►
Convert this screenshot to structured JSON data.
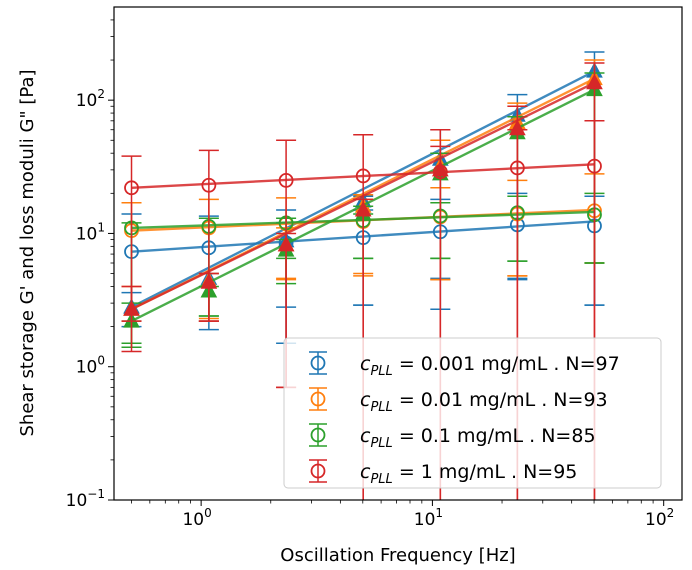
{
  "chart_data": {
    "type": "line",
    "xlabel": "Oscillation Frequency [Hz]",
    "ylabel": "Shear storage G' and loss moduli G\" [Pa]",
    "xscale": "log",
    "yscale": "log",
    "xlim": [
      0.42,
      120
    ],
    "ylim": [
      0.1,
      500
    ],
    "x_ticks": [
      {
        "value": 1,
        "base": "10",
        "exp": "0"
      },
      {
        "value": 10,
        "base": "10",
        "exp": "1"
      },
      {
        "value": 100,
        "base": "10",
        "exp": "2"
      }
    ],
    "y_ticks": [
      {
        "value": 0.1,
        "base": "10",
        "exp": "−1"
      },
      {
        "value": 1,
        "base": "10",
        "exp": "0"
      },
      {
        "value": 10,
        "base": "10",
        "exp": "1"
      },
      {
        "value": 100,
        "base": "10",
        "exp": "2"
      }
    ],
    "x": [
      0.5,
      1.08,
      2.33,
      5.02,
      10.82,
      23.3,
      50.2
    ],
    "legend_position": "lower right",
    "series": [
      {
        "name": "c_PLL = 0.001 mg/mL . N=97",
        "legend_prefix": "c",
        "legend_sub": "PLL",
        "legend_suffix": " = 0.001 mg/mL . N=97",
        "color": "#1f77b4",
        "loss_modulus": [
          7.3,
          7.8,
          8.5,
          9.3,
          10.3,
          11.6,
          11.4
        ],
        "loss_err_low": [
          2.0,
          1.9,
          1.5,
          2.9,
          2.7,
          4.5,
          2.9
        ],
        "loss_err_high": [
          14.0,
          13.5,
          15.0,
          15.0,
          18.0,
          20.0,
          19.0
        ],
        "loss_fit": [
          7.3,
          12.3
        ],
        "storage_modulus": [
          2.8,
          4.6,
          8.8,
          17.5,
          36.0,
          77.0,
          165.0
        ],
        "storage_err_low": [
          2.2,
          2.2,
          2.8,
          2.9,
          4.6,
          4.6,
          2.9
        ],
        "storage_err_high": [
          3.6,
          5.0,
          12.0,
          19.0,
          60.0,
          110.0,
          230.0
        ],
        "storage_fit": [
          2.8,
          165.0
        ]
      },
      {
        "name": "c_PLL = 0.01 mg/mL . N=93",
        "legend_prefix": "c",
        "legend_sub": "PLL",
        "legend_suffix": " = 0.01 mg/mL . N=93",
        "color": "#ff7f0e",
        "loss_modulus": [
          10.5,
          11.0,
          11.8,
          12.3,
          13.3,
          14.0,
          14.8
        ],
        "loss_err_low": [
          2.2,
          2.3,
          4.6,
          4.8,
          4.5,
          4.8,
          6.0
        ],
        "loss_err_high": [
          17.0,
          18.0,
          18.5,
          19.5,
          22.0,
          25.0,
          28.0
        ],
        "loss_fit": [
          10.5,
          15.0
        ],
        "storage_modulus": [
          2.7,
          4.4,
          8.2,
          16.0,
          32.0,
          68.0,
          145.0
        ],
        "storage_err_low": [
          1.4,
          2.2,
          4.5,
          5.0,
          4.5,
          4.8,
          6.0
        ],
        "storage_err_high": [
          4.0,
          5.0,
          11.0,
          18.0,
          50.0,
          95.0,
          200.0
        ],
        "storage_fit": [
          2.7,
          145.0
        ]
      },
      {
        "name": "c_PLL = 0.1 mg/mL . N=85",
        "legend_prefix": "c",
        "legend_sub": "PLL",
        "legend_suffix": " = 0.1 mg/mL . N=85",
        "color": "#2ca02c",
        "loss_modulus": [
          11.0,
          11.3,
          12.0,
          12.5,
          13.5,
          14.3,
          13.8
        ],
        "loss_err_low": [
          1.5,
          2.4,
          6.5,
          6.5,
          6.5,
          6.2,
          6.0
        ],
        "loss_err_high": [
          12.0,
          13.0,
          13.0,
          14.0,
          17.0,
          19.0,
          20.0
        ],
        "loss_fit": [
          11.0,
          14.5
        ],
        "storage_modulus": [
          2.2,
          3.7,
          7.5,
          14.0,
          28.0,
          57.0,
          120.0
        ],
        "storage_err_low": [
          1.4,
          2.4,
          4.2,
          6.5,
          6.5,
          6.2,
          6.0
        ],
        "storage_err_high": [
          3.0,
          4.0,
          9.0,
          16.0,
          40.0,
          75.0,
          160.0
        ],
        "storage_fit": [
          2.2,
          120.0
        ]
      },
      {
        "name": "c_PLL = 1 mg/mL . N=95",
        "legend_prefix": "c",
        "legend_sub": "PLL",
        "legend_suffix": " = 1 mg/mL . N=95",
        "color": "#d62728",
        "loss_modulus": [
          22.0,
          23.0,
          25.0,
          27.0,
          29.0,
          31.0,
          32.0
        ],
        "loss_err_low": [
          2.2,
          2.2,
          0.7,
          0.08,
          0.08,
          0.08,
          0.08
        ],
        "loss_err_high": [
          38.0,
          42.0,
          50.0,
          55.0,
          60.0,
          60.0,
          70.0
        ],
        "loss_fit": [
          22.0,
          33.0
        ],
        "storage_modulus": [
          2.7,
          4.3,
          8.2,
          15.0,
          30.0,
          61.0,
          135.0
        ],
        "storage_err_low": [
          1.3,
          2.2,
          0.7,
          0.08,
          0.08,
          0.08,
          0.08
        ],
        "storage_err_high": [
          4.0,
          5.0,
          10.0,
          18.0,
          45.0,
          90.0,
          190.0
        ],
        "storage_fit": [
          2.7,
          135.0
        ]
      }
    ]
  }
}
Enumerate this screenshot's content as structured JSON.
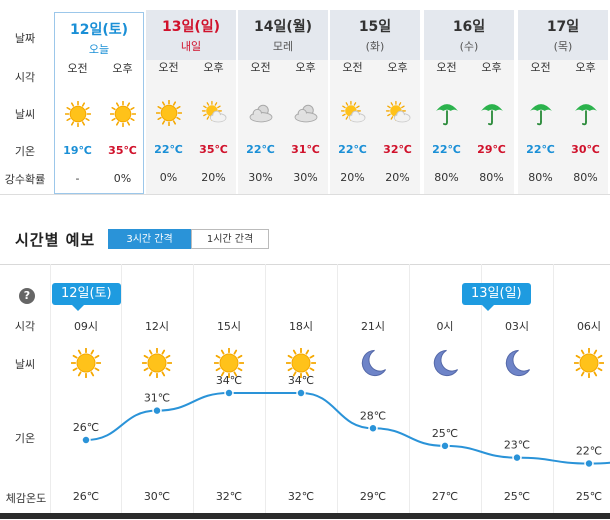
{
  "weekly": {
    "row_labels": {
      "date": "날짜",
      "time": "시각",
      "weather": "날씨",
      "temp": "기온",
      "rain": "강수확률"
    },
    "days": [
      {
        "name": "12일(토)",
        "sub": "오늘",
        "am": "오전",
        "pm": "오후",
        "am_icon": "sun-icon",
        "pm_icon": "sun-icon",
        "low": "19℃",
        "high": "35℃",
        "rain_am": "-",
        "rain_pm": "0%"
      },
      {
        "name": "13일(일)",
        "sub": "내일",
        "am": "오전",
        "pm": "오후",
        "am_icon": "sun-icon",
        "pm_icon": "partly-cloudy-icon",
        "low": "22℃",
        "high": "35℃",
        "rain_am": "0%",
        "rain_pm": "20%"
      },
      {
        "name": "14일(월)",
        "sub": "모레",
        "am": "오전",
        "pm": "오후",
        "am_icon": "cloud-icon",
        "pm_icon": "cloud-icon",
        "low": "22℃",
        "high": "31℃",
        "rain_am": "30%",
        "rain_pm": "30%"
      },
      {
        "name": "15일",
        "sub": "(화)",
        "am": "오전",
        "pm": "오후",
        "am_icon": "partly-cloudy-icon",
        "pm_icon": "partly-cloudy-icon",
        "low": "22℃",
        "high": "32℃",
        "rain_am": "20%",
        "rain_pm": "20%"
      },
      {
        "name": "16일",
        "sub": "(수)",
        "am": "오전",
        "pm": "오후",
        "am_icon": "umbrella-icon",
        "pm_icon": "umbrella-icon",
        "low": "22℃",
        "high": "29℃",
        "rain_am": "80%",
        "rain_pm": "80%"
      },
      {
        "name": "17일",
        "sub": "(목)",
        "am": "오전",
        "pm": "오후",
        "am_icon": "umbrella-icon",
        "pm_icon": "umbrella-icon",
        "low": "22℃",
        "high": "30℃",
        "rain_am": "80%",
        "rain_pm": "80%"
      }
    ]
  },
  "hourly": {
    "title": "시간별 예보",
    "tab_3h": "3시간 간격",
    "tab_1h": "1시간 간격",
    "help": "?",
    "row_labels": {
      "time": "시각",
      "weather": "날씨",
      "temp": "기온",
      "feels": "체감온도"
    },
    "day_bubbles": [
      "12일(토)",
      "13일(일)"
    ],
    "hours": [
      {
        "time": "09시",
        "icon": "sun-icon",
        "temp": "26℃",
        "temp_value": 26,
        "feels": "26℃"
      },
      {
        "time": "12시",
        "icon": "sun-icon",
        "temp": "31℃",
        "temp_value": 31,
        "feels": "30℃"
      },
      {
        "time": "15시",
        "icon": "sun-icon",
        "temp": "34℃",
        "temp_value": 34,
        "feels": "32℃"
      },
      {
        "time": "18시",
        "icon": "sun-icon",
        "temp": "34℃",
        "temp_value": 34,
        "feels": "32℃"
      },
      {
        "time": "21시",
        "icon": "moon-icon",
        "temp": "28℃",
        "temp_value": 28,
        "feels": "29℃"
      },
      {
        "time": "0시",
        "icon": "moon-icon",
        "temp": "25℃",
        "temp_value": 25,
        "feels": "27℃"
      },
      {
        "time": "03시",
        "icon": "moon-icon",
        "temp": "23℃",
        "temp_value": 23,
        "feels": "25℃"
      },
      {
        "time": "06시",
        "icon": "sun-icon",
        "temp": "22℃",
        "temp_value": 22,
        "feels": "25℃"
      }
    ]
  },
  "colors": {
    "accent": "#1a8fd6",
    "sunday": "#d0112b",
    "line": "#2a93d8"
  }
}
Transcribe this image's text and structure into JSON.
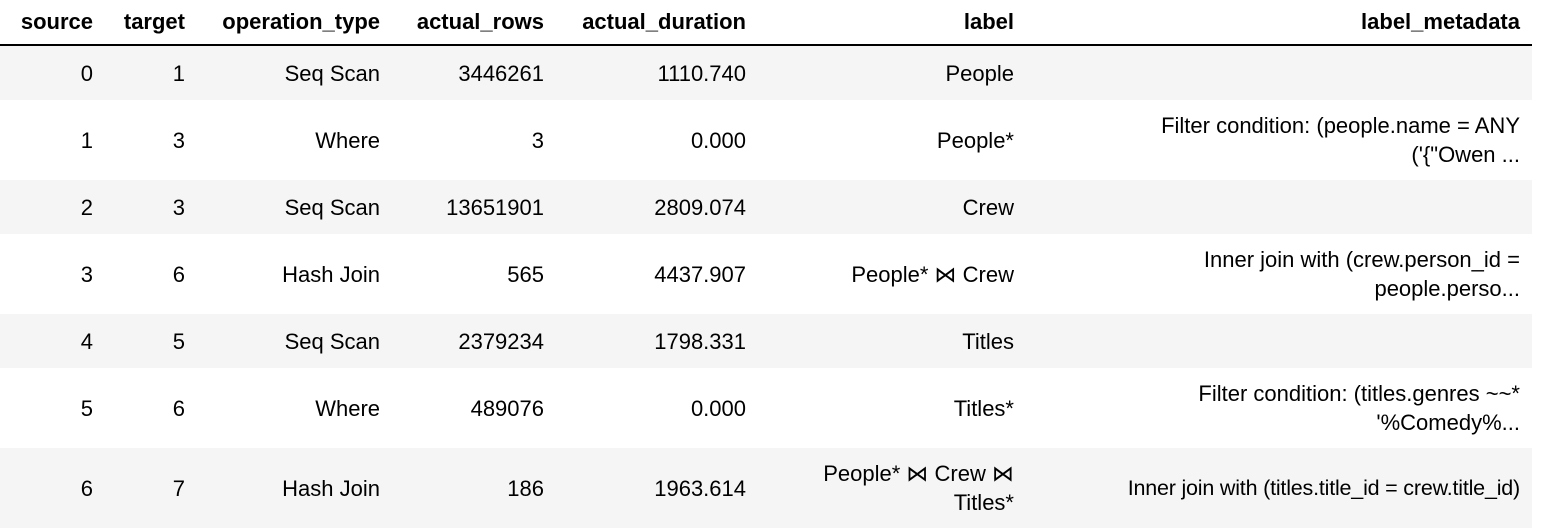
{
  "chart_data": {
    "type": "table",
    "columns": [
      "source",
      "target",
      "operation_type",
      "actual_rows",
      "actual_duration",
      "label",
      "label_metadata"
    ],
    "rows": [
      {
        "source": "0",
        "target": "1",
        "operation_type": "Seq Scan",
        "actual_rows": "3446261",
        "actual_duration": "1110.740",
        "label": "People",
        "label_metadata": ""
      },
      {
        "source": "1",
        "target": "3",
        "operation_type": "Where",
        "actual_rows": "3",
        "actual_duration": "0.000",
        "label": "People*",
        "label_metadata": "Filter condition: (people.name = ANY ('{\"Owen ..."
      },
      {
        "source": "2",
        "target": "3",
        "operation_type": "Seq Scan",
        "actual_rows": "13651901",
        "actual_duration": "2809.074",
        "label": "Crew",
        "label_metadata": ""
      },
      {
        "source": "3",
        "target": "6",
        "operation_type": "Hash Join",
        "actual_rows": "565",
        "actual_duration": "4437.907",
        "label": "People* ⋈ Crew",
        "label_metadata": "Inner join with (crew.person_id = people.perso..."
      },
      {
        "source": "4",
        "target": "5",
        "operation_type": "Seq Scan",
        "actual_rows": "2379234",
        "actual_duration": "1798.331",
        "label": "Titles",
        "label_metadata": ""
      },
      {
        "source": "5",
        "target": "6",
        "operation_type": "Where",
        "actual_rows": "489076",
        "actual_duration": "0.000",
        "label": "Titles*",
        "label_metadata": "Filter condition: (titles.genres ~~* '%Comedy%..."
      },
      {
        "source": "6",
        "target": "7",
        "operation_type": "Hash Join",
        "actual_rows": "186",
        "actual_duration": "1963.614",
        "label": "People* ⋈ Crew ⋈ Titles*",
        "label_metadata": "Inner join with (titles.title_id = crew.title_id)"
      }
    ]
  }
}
◄
Prompt> Report all lines of the data that include the word "Inner".

Correct result>
        "label_metadata": "Inner join with (crew.person_id = people.perso..."
        "label_metadata": "Inner join with (titles.title_id = crew.title_id)"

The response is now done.